**TASK TO CARRY OUT**
Select every line holding the word "izvijačem" and copy it.

**DATASET CONTENT**
+---+

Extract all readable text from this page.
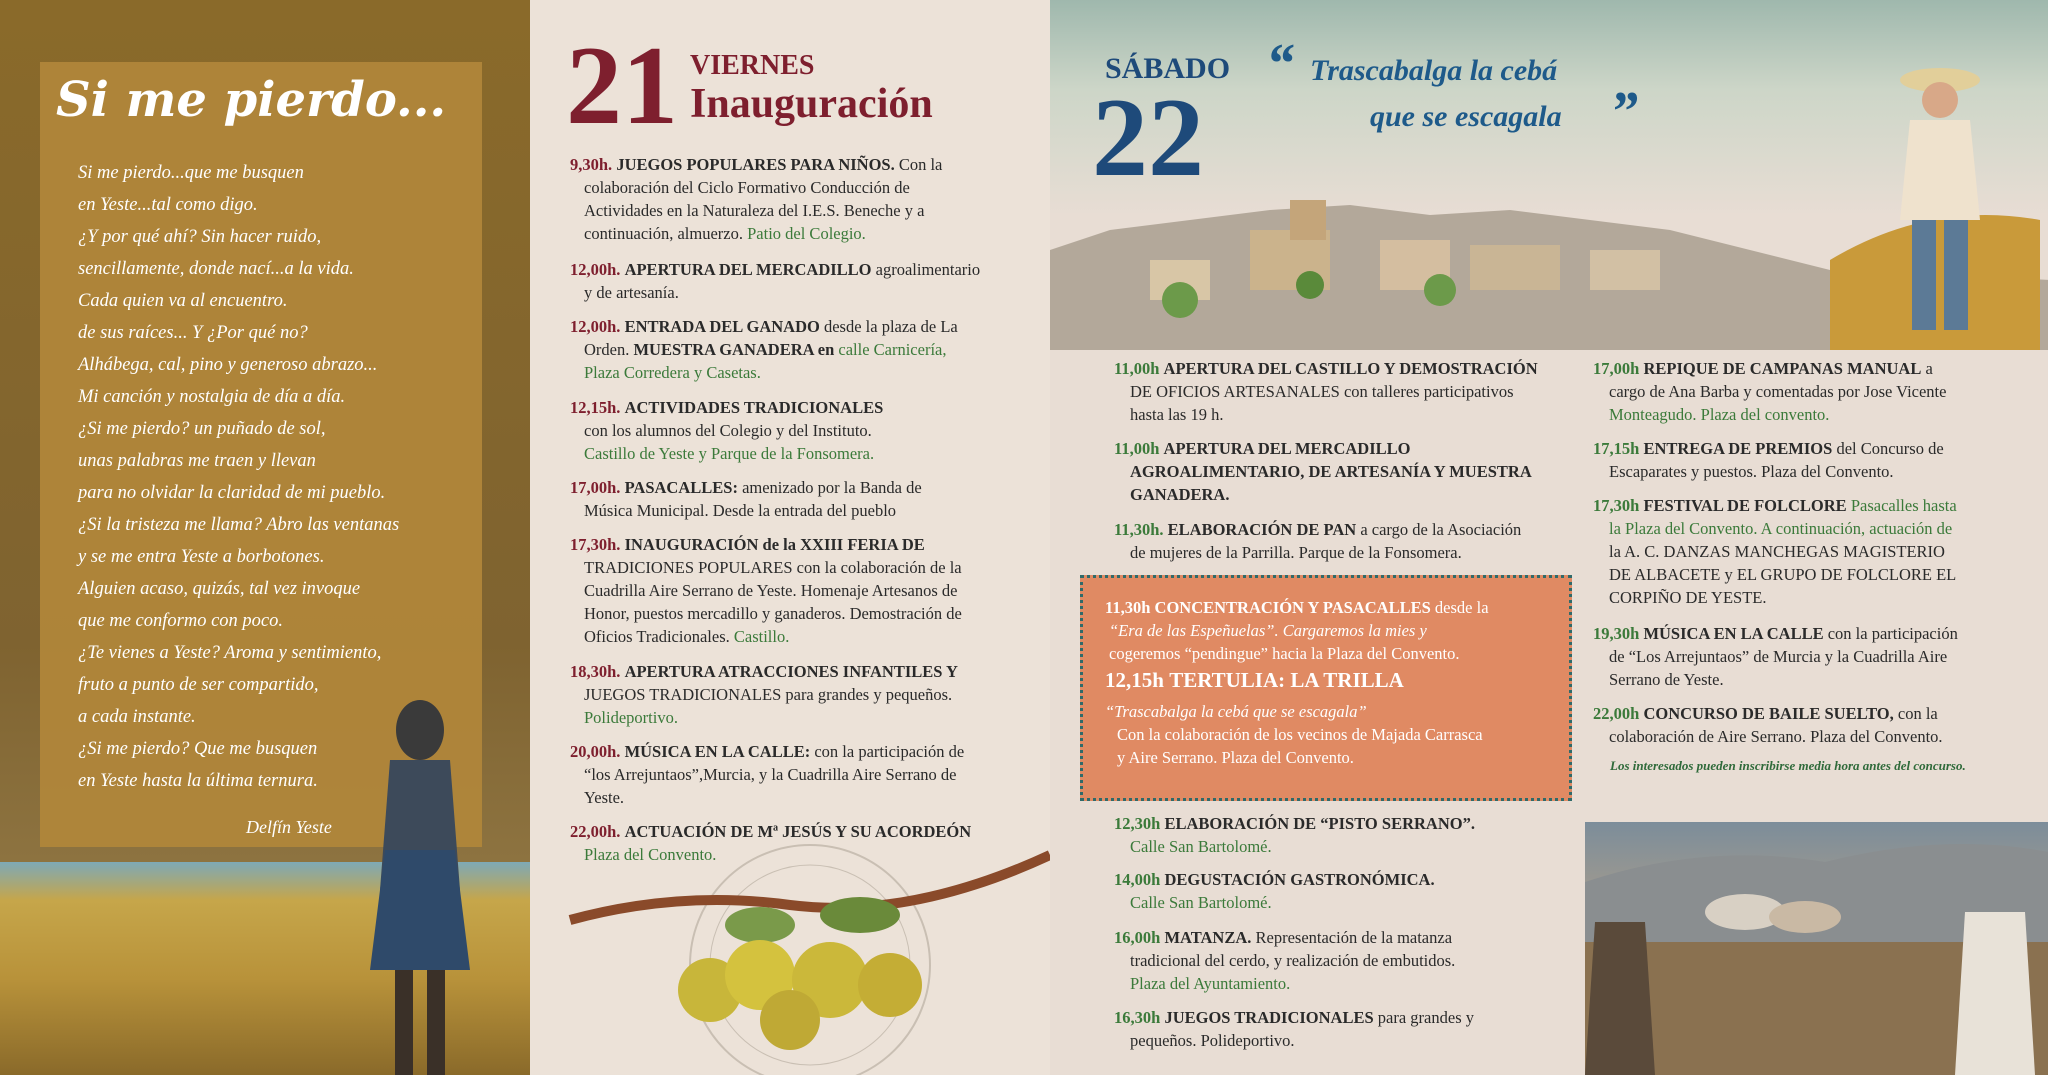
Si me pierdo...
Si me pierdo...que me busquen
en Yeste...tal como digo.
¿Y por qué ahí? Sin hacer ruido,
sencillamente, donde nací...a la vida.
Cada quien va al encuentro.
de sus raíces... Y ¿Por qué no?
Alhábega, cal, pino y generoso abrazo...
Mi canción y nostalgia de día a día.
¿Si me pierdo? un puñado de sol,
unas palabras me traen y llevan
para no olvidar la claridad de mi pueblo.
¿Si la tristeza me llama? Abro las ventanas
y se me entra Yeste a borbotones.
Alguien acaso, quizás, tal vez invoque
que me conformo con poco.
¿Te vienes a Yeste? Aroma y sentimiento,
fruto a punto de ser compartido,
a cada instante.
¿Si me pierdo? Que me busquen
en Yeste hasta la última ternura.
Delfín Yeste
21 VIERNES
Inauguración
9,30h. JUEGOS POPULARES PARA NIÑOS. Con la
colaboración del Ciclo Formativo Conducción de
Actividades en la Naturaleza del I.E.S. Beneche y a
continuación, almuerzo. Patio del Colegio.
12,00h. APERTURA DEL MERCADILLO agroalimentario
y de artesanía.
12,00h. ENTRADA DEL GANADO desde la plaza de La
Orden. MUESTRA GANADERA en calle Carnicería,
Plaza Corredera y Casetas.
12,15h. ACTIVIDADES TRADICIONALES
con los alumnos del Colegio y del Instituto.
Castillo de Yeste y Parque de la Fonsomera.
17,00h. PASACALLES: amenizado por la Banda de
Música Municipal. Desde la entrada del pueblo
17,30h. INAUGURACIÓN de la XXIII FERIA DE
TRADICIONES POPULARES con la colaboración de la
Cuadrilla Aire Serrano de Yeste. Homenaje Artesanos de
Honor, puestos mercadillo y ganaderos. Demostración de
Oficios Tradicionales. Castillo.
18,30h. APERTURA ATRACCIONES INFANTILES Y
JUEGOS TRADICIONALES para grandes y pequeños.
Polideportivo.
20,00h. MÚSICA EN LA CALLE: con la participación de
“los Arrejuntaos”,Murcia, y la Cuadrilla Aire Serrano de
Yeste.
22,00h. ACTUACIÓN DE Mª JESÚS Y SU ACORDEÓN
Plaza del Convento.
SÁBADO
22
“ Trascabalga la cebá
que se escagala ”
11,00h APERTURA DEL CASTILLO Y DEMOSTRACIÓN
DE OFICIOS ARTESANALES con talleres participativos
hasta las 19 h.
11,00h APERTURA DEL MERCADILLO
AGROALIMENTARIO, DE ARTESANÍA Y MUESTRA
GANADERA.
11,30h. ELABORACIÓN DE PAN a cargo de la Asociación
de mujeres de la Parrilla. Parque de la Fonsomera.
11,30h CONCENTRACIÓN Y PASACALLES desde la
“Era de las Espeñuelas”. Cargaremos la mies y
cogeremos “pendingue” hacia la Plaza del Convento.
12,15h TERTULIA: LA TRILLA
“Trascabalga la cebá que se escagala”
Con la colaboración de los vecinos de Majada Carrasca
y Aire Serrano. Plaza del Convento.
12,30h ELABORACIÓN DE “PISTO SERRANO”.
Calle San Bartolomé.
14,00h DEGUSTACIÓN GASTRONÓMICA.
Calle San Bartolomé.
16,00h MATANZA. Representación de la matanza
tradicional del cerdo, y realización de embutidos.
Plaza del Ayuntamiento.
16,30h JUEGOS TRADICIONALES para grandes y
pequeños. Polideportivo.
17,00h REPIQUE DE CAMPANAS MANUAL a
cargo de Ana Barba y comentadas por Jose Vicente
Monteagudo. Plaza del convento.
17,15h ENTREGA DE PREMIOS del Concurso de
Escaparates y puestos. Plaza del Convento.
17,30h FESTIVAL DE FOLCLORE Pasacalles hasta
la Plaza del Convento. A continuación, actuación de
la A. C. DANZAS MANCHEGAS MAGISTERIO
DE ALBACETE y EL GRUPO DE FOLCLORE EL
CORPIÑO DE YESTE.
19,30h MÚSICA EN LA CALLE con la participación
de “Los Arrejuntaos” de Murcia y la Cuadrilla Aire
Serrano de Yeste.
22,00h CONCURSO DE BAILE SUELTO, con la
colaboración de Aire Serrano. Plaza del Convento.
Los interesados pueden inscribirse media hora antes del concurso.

+---+

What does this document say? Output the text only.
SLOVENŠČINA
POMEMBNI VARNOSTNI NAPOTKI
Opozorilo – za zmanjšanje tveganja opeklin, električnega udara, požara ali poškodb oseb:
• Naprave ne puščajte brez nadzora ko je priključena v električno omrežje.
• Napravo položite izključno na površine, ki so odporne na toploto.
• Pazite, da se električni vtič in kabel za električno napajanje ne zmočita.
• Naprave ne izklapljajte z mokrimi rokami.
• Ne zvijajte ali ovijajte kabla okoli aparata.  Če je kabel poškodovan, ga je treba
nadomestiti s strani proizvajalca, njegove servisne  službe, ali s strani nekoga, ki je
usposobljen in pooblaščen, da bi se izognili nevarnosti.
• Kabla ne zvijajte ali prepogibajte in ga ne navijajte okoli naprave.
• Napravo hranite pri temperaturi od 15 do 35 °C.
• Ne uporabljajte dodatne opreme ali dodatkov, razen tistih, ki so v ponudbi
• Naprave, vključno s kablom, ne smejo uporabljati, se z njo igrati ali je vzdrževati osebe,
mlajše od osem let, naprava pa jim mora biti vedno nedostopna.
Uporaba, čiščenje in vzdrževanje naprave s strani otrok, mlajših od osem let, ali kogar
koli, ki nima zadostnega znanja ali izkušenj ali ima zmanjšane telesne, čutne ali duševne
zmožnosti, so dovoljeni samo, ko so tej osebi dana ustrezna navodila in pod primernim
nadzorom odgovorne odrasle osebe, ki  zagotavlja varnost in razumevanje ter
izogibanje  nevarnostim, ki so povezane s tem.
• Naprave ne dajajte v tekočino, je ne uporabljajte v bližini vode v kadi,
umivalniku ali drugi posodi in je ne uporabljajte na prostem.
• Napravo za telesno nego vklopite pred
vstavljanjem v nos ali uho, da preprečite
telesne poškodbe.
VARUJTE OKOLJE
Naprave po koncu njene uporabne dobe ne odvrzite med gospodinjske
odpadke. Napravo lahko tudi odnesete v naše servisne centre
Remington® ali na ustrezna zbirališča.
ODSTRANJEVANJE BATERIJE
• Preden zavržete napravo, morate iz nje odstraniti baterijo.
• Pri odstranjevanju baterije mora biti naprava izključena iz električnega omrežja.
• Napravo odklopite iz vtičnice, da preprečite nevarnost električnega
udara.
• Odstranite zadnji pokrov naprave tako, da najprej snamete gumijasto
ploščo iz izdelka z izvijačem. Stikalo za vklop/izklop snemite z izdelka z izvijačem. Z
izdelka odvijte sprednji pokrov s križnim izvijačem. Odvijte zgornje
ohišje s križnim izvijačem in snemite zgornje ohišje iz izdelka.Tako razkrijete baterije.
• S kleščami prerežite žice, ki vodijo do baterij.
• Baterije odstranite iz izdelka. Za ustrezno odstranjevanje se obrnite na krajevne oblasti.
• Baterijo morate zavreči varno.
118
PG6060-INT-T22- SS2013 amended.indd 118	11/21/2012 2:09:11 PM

+---+

**EXERCISE RESPONSE**
ploščo iz izdelka z izvijačem. Stikalo za vklop/izklop snemite z izdelka z izvijačem. Z
izdelka odvijte sprednji pokrov s križnim izvijačem. Odvijte zgornje
ohišje s križnim izvijačem in snemite zgornje ohišje iz izdelka.Tako razkrijete baterije.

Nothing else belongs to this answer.